Stated task: Pull every line that holds the word "text" from the entries.

Dataset excerpts:
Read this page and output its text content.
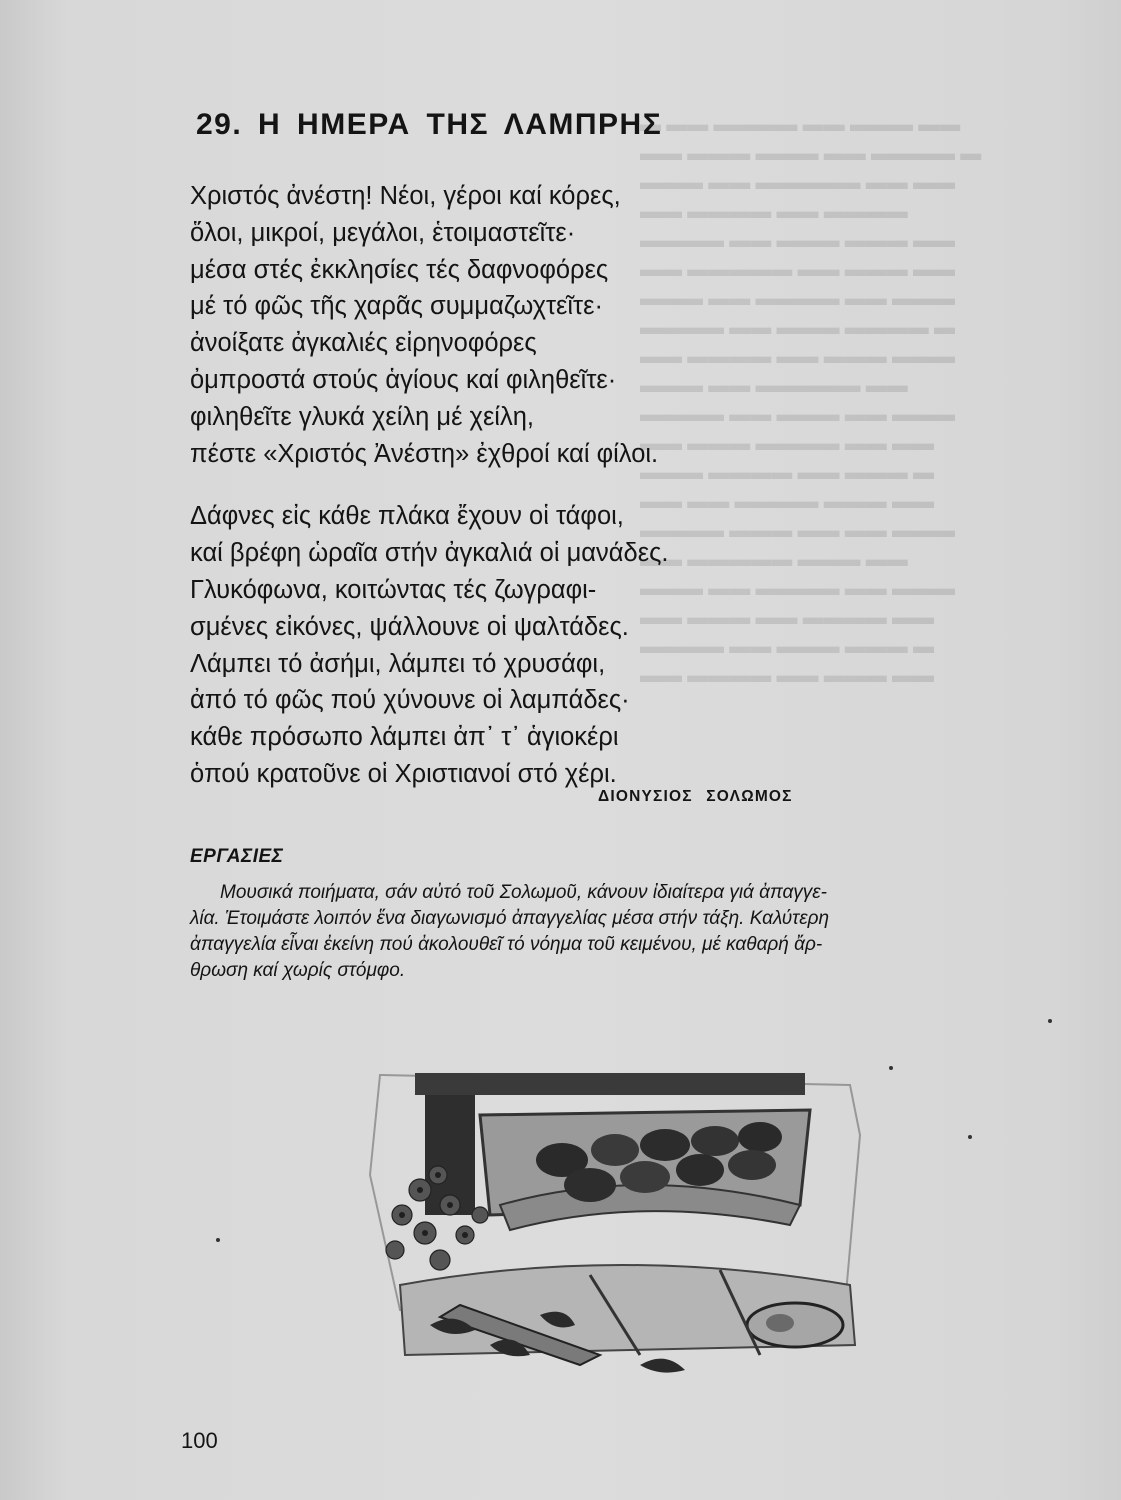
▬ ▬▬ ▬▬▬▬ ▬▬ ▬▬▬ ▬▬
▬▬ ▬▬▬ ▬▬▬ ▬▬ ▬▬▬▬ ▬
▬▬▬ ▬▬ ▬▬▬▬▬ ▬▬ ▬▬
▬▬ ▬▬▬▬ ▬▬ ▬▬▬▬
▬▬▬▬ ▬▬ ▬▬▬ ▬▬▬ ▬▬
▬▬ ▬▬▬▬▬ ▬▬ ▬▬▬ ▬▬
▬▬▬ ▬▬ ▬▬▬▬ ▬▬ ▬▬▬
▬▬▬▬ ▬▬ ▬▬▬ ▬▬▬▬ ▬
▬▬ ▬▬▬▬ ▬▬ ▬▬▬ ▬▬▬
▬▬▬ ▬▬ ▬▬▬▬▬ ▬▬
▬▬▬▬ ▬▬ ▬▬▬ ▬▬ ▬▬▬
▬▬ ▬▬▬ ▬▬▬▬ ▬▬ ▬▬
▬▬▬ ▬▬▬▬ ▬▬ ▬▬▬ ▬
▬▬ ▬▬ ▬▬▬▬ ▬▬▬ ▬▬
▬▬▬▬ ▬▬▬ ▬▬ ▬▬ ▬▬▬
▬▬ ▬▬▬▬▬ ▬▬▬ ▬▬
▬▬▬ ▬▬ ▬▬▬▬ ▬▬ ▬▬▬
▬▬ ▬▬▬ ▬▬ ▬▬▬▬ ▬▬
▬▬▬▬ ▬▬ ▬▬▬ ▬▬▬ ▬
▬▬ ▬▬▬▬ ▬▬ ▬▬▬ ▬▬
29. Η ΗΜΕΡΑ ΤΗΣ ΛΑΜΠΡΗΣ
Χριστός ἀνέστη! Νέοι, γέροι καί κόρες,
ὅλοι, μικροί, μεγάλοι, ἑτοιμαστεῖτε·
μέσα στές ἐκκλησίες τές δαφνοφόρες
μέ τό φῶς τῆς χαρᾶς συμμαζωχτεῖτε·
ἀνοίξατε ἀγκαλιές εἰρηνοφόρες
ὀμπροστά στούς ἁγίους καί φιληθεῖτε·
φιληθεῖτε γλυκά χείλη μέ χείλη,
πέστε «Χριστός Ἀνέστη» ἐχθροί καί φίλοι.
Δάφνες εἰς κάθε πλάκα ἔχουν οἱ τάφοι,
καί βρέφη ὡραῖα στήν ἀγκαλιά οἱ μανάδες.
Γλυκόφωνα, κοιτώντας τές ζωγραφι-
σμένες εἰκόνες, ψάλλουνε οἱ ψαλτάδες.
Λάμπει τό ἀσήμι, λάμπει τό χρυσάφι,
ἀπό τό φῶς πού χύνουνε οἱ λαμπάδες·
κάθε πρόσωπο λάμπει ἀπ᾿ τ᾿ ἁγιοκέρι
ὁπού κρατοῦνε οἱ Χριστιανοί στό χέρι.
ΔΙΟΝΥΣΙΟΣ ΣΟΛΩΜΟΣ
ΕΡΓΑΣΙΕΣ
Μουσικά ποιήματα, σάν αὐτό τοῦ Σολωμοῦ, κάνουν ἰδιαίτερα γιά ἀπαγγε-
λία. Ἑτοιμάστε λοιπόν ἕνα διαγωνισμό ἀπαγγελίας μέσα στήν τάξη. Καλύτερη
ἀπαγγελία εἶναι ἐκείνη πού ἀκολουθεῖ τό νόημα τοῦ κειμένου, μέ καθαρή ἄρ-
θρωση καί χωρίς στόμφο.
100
* * *
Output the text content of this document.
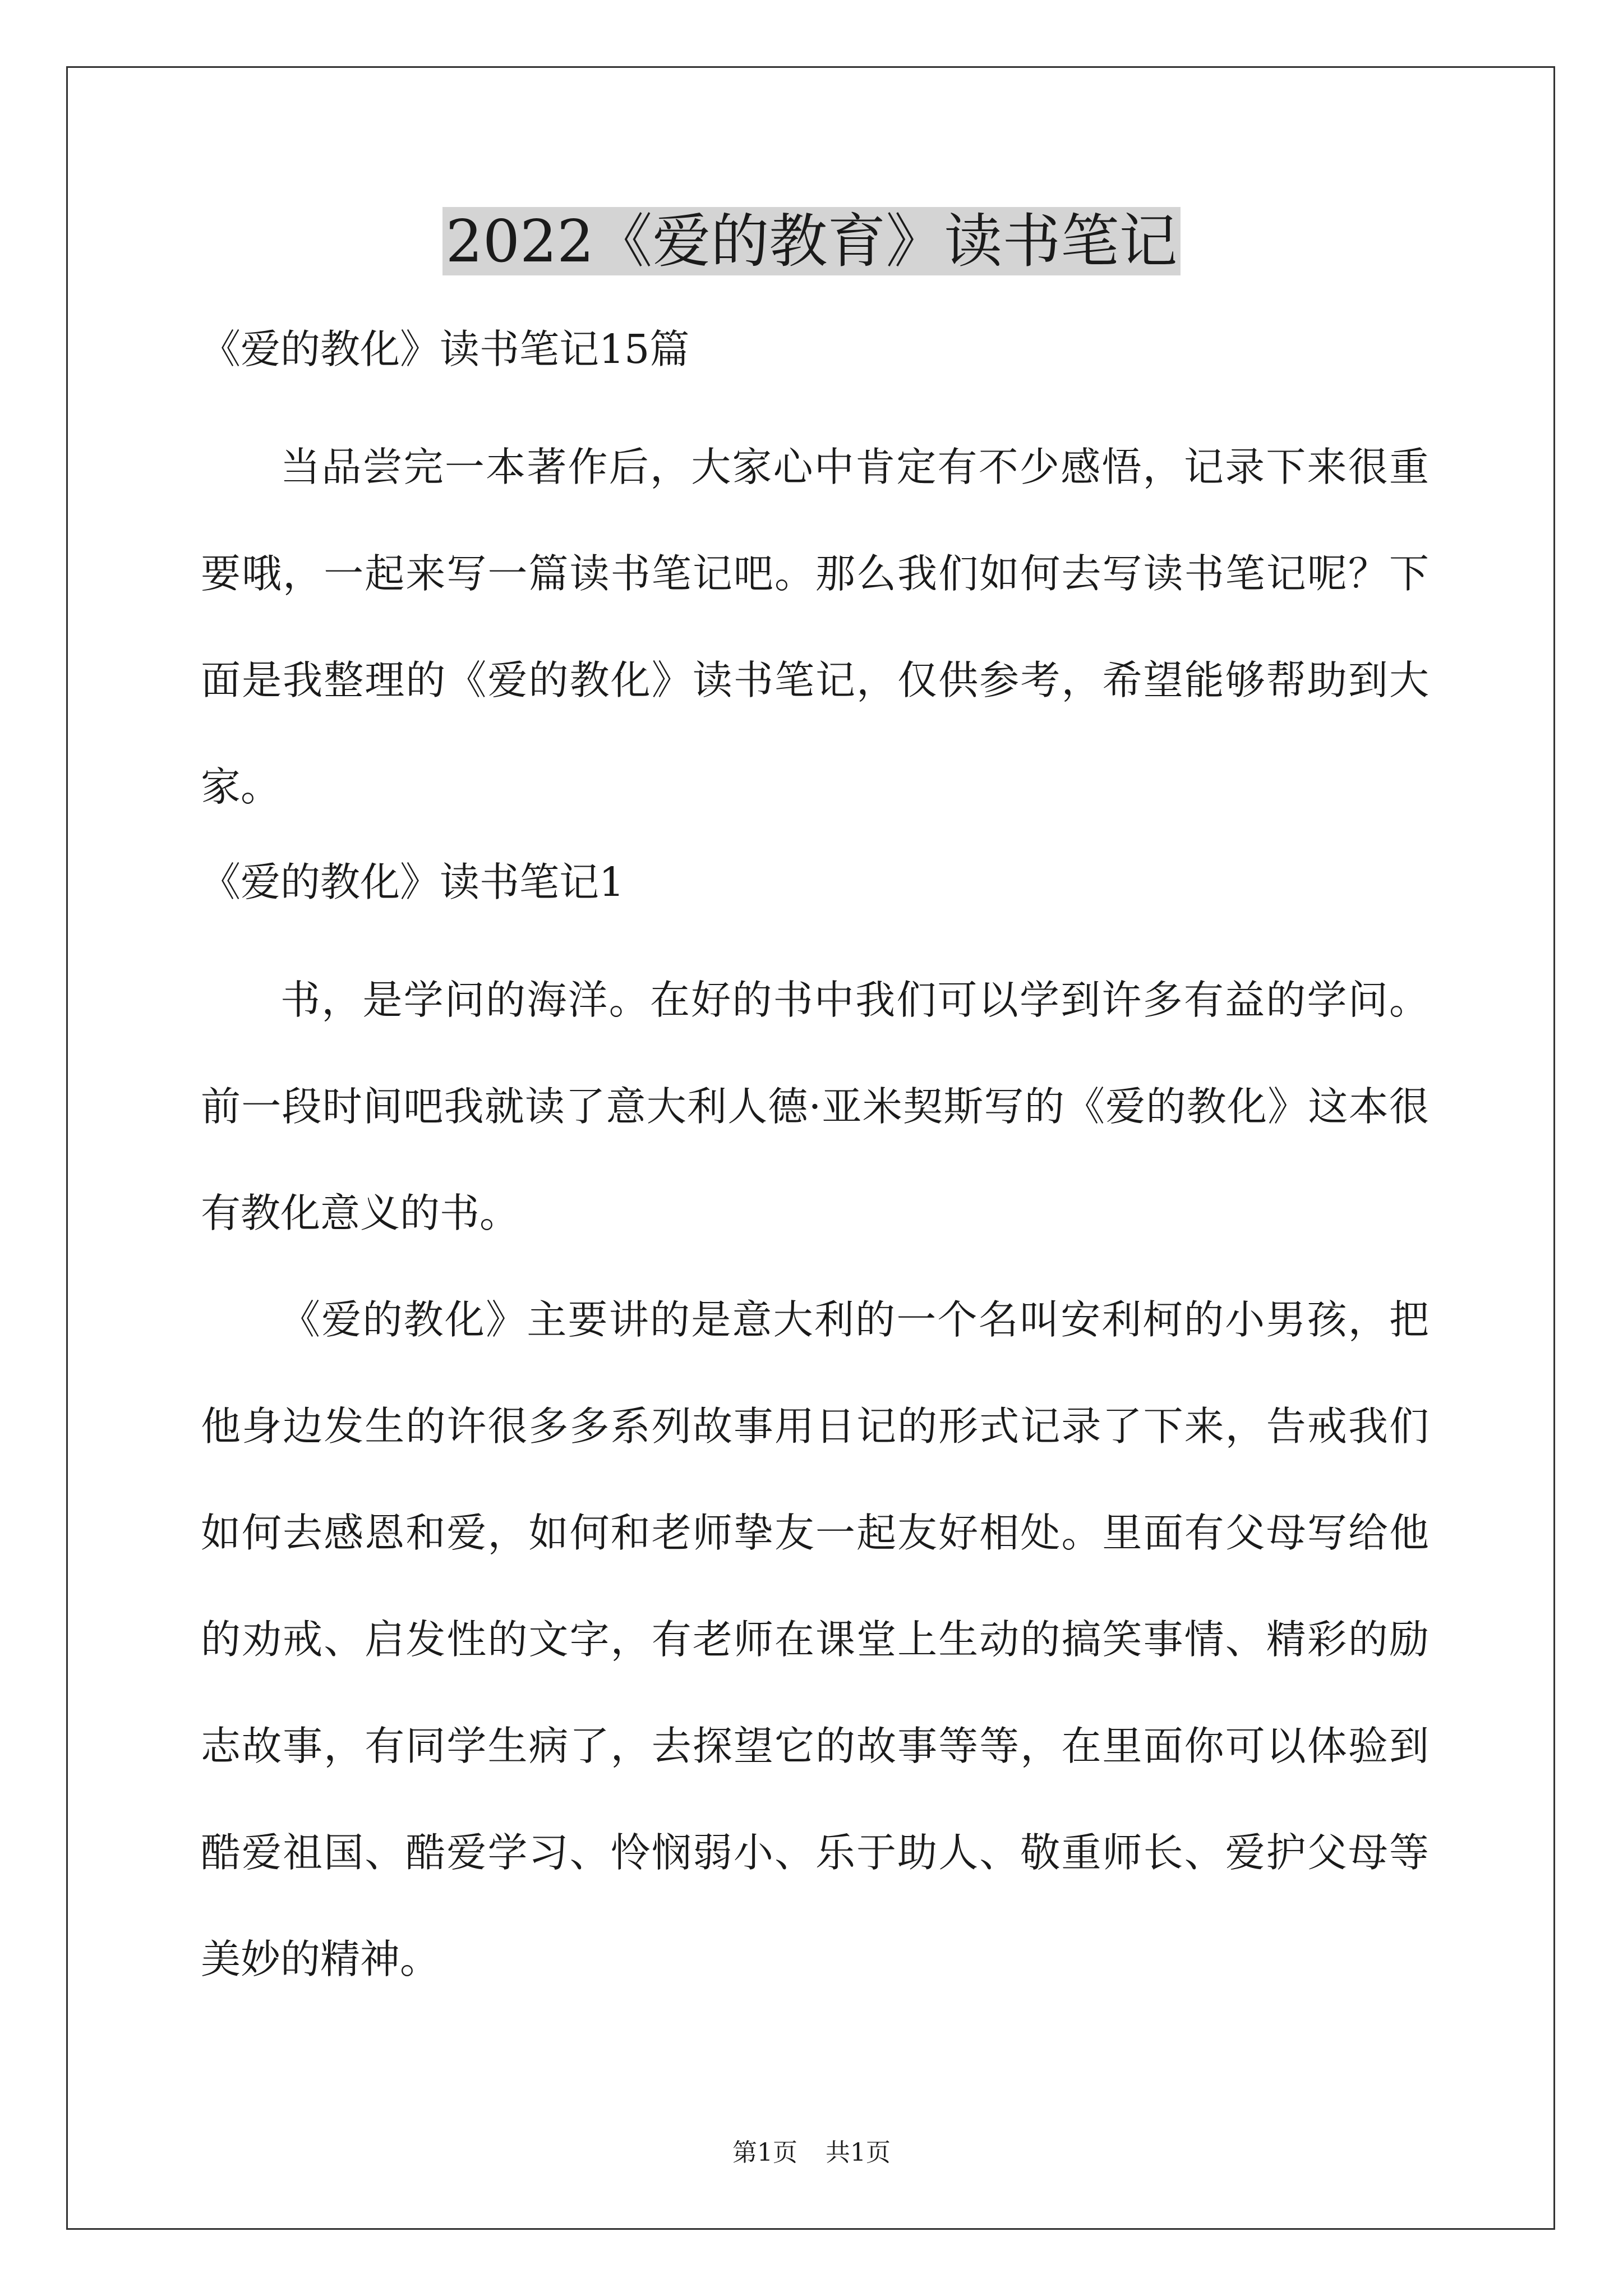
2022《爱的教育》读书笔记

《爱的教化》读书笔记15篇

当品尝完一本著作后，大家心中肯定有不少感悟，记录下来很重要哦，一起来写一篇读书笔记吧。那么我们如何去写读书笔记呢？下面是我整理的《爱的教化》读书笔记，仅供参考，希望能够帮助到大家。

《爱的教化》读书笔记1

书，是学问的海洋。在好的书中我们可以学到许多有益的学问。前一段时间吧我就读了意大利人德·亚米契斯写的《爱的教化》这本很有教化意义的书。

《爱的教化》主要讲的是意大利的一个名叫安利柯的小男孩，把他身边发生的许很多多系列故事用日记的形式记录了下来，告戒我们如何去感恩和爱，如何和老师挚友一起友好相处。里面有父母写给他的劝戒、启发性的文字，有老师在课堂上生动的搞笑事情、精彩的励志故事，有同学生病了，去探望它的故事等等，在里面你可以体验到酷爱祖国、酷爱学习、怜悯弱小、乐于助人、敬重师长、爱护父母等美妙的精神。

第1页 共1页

Exercise response:
Read this page and output its text content.
Output the text content of this document.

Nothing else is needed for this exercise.